PROBLEM TO WORK ON — Repeat the material exactly, every line of it.

TASK MATERIAL —

※

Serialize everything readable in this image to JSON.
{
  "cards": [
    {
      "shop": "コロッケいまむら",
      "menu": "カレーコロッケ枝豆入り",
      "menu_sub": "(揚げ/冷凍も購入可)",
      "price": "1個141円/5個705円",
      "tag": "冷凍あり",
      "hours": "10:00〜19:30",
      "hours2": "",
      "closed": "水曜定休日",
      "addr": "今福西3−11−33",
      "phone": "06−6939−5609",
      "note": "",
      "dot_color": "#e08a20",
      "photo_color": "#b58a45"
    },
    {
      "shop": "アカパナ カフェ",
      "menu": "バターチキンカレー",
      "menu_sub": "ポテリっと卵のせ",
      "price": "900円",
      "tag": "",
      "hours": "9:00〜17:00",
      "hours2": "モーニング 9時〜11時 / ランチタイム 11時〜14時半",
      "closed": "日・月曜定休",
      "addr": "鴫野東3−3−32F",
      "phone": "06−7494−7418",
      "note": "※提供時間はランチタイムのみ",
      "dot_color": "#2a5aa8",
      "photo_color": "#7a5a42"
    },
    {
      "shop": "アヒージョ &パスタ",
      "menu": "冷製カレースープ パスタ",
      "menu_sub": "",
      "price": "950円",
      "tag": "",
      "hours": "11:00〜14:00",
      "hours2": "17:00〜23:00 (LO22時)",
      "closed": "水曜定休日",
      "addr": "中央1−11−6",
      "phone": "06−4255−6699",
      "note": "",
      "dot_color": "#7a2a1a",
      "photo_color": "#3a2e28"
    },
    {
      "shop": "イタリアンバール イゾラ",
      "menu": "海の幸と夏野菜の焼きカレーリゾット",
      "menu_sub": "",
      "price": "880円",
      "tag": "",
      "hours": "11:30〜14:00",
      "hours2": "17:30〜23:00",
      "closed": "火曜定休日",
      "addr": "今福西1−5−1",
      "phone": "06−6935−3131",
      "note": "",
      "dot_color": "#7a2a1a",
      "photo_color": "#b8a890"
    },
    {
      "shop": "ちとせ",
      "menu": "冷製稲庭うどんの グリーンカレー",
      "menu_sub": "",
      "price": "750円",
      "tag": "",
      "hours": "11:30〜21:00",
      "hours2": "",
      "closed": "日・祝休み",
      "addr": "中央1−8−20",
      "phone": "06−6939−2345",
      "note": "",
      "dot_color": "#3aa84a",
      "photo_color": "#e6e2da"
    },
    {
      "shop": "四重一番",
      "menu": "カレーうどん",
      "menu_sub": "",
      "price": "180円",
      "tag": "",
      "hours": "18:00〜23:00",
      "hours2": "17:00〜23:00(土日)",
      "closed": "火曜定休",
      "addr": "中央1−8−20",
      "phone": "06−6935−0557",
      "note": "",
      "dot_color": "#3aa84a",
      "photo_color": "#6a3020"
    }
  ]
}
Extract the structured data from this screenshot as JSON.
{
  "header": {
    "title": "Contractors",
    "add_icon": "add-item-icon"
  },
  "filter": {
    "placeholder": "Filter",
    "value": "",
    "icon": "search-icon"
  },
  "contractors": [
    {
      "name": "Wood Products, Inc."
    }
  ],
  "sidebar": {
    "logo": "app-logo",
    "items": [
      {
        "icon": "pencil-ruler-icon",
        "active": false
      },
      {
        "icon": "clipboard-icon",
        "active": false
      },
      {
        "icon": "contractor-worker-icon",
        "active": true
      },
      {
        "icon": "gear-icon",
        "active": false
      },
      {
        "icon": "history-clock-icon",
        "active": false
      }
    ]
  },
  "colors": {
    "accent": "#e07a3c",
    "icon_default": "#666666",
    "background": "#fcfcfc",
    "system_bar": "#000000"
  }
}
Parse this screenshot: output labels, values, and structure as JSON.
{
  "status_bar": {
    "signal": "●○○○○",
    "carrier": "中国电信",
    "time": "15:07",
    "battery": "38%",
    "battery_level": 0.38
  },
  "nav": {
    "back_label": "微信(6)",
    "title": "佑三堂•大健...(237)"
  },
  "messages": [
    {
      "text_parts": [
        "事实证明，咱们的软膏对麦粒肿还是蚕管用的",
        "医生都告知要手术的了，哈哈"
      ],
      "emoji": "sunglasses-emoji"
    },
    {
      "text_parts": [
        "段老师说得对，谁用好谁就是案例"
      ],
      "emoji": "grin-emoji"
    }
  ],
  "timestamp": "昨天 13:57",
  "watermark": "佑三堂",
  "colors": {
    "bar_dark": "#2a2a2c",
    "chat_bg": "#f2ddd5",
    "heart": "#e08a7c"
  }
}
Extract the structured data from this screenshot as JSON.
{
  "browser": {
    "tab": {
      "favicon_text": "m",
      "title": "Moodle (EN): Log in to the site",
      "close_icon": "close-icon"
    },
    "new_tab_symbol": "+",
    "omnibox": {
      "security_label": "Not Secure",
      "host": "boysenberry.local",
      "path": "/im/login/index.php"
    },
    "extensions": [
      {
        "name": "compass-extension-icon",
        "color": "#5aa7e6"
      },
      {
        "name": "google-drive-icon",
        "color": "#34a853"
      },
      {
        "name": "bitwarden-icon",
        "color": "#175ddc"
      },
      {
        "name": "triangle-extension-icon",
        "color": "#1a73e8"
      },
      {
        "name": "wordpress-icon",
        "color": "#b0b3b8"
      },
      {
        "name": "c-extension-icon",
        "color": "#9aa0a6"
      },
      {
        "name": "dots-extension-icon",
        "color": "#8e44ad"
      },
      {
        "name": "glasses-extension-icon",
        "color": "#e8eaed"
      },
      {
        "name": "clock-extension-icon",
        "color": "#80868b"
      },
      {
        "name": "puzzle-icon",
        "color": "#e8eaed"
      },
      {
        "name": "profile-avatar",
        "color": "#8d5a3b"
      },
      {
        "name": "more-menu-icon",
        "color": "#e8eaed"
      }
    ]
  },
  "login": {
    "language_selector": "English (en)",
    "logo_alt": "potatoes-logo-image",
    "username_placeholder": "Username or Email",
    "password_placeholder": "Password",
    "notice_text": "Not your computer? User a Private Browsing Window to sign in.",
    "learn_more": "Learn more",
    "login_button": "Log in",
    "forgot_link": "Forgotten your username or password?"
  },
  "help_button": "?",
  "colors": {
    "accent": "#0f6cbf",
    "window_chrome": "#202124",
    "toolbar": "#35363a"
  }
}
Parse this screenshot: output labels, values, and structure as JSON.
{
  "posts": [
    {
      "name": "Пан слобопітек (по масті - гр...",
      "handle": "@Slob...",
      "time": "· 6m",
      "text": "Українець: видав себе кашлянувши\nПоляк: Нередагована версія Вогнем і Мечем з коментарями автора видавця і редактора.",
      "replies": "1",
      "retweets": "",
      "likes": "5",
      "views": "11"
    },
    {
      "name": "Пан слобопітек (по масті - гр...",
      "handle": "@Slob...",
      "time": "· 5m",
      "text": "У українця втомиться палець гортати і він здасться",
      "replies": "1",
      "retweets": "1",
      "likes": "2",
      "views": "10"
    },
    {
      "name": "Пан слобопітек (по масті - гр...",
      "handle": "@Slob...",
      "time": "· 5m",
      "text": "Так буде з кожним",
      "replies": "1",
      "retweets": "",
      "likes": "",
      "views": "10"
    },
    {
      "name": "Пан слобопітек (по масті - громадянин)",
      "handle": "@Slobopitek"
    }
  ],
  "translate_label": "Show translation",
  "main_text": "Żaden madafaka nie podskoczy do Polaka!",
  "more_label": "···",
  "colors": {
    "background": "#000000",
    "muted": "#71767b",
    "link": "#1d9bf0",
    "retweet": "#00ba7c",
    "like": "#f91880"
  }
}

※

RESULT —
Serialize everything readable in this image to JSON.
{
  "cards": [
    {
      "shop": "コロッケいまむら",
      "menu": "カレーコロッケ枝豆入り",
      "menu_sub": "(揚げ/冷凍も購入可)",
      "price": "1個141円/5個705円",
      "tag": "冷凍あり",
      "hours": "10:00〜19:30",
      "hours2": "",
      "closed": "水曜定休日",
      "addr": "今福西3−11−33",
      "phone": "06−6939−5609",
      "note": "",
      "dot_color": "#e08a20",
      "photo_color": "#b58a45"
    },
    {
      "shop": "アカパナ カフェ",
      "menu": "バターチキンカレー",
      "menu_sub": "ポテリっと卵のせ",
      "price": "900円",
      "tag": "",
      "hours": "9:00〜17:00",
      "hours2": "モーニング 9時〜11時 / ランチタイム 11時〜14時半",
      "closed": "日・月曜定休",
      "addr": "鴫野東3−3−32F",
      "phone": "06−7494−7418",
      "note": "※提供時間はランチタイムのみ",
      "dot_color": "#2a5aa8",
      "photo_color": "#7a5a42"
    },
    {
      "shop": "アヒージョ &パスタ",
      "menu": "冷製カレースープ パスタ",
      "menu_sub": "",
      "price": "950円",
      "tag": "",
      "hours": "11:00〜14:00",
      "hours2": "17:00〜23:00 (LO22時)",
      "closed": "水曜定休日",
      "addr": "中央1−11−6",
      "phone": "06−4255−6699",
      "note": "",
      "dot_color": "#7a2a1a",
      "photo_color": "#3a2e28"
    },
    {
      "shop": "イタリアンバール イゾラ",
      "menu": "海の幸と夏野菜の焼きカレーリゾット",
      "menu_sub": "",
      "price": "880円",
      "tag": "",
      "hours": "11:30〜14:00",
      "hours2": "17:30〜23:00",
      "closed": "火曜定休日",
      "addr": "今福西1−5−1",
      "phone": "06−6935−3131",
      "note": "",
      "dot_color": "#7a2a1a",
      "photo_color": "#b8a890"
    },
    {
      "shop": "ちとせ",
      "menu": "冷製稲庭うどんの グリーンカレー",
      "menu_sub": "",
      "price": "750円",
      "tag": "",
      "hours": "11:30〜21:00",
      "hours2": "",
      "closed": "日・祝休み",
      "addr": "中央1−8−20",
      "phone": "06−6939−2345",
      "note": "",
      "dot_color": "#3aa84a",
      "photo_color": "#e6e2da"
    },
    {
      "shop": "四重一番",
      "menu": "カレーうどん",
      "menu_sub": "",
      "price": "180円",
      "tag": "",
      "hours": "18:00〜23:00",
      "hours2": "17:00〜23:00(土日)",
      "closed": "火曜定休",
      "addr": "中央1−8−20",
      "phone": "06−6935−0557",
      "note": "",
      "dot_color": "#3aa84a",
      "photo_color": "#6a3020"
    }
  ]
}
Extract the structured data from this screenshot as JSON.
{
  "header": {
    "title": "Contractors",
    "add_icon": "add-item-icon"
  },
  "filter": {
    "placeholder": "Filter",
    "value": "",
    "icon": "search-icon"
  },
  "contractors": [
    {
      "name": "Wood Products, Inc."
    }
  ],
  "sidebar": {
    "logo": "app-logo",
    "items": [
      {
        "icon": "pencil-ruler-icon",
        "active": false
      },
      {
        "icon": "clipboard-icon",
        "active": false
      },
      {
        "icon": "contractor-worker-icon",
        "active": true
      },
      {
        "icon": "gear-icon",
        "active": false
      },
      {
        "icon": "history-clock-icon",
        "active": false
      }
    ]
  },
  "colors": {
    "accent": "#e07a3c",
    "icon_default": "#666666",
    "background": "#fcfcfc",
    "system_bar": "#000000"
  }
}
Parse this screenshot: output labels, values, and structure as JSON.
{
  "status_bar": {
    "signal": "●○○○○",
    "carrier": "中国电信",
    "time": "15:07",
    "battery": "38%",
    "battery_level": 0.38
  },
  "nav": {
    "back_label": "微信(6)",
    "title": "佑三堂•大健...(237)"
  },
  "messages": [
    {
      "text_parts": [
        "事实证明，咱们的软膏对麦粒肿还是蚕管用的",
        "医生都告知要手术的了，哈哈"
      ],
      "emoji": "sunglasses-emoji"
    },
    {
      "text_parts": [
        "段老师说得对，谁用好谁就是案例"
      ],
      "emoji": "grin-emoji"
    }
  ],
  "timestamp": "昨天 13:57",
  "watermark": "佑三堂",
  "colors": {
    "bar_dark": "#2a2a2c",
    "chat_bg": "#f2ddd5",
    "heart": "#e08a7c"
  }
}
Extract the structured data from this screenshot as JSON.
{
  "browser": {
    "tab": {
      "favicon_text": "m",
      "title": "Moodle (EN): Log in to the site",
      "close_icon": "close-icon"
    },
    "new_tab_symbol": "+",
    "omnibox": {
      "security_label": "Not Secure",
      "host": "boysenberry.local",
      "path": "/im/login/index.php"
    },
    "extensions": [
      {
        "name": "compass-extension-icon",
        "color": "#5aa7e6"
      },
      {
        "name": "google-drive-icon",
        "color": "#34a853"
      },
      {
        "name": "bitwarden-icon",
        "color": "#175ddc"
      },
      {
        "name": "triangle-extension-icon",
        "color": "#1a73e8"
      },
      {
        "name": "wordpress-icon",
        "color": "#b0b3b8"
      },
      {
        "name": "c-extension-icon",
        "color": "#9aa0a6"
      },
      {
        "name": "dots-extension-icon",
        "color": "#8e44ad"
      },
      {
        "name": "glasses-extension-icon",
        "color": "#e8eaed"
      },
      {
        "name": "clock-extension-icon",
        "color": "#80868b"
      },
      {
        "name": "puzzle-icon",
        "color": "#e8eaed"
      },
      {
        "name": "profile-avatar",
        "color": "#8d5a3b"
      },
      {
        "name": "more-menu-icon",
        "color": "#e8eaed"
      }
    ]
  },
  "login": {
    "language_selector": "English (en)",
    "logo_alt": "potatoes-logo-image",
    "username_placeholder": "Username or Email",
    "password_placeholder": "Password",
    "notice_text": "Not your computer? User a Private Browsing Window to sign in.",
    "learn_more": "Learn more",
    "login_button": "Log in",
    "forgot_link": "Forgotten your username or password?"
  },
  "help_button": "?",
  "colors": {
    "accent": "#0f6cbf",
    "window_chrome": "#202124",
    "toolbar": "#35363a"
  }
}
Parse this screenshot: output labels, values, and structure as JSON.
{
  "posts": [
    {
      "name": "Пан слобопітек (по масті - гр...",
      "handle": "@Slob...",
      "time": "· 6m",
      "text": "Українець: видав себе кашлянувши\nПоляк: Нередагована версія Вогнем і Мечем з коментарями автора видавця і редактора.",
      "replies": "1",
      "retweets": "",
      "likes": "5",
      "views": "11"
    },
    {
      "name": "Пан слобопітек (по масті - гр...",
      "handle": "@Slob...",
      "time": "· 5m",
      "text": "У українця втомиться палець гортати і він здасться",
      "replies": "1",
      "retweets": "1",
      "likes": "2",
      "views": "10"
    },
    {
      "name": "Пан слобопітек (по масті - гр...",
      "handle": "@Slob...",
      "time": "· 5m",
      "text": "Так буде з кожним",
      "replies": "1",
      "retweets": "",
      "likes": "",
      "views": "10"
    },
    {
      "name": "Пан слобопітек (по масті - громадянин)",
      "handle": "@Slobopitek"
    }
  ],
  "translate_label": "Show translation",
  "main_text": "Żaden madafaka nie podskoczy do Polaka!",
  "more_label": "···",
  "colors": {
    "background": "#000000",
    "muted": "#71767b",
    "link": "#1d9bf0",
    "retweet": "#00ba7c",
    "like": "#f91880"
  }
}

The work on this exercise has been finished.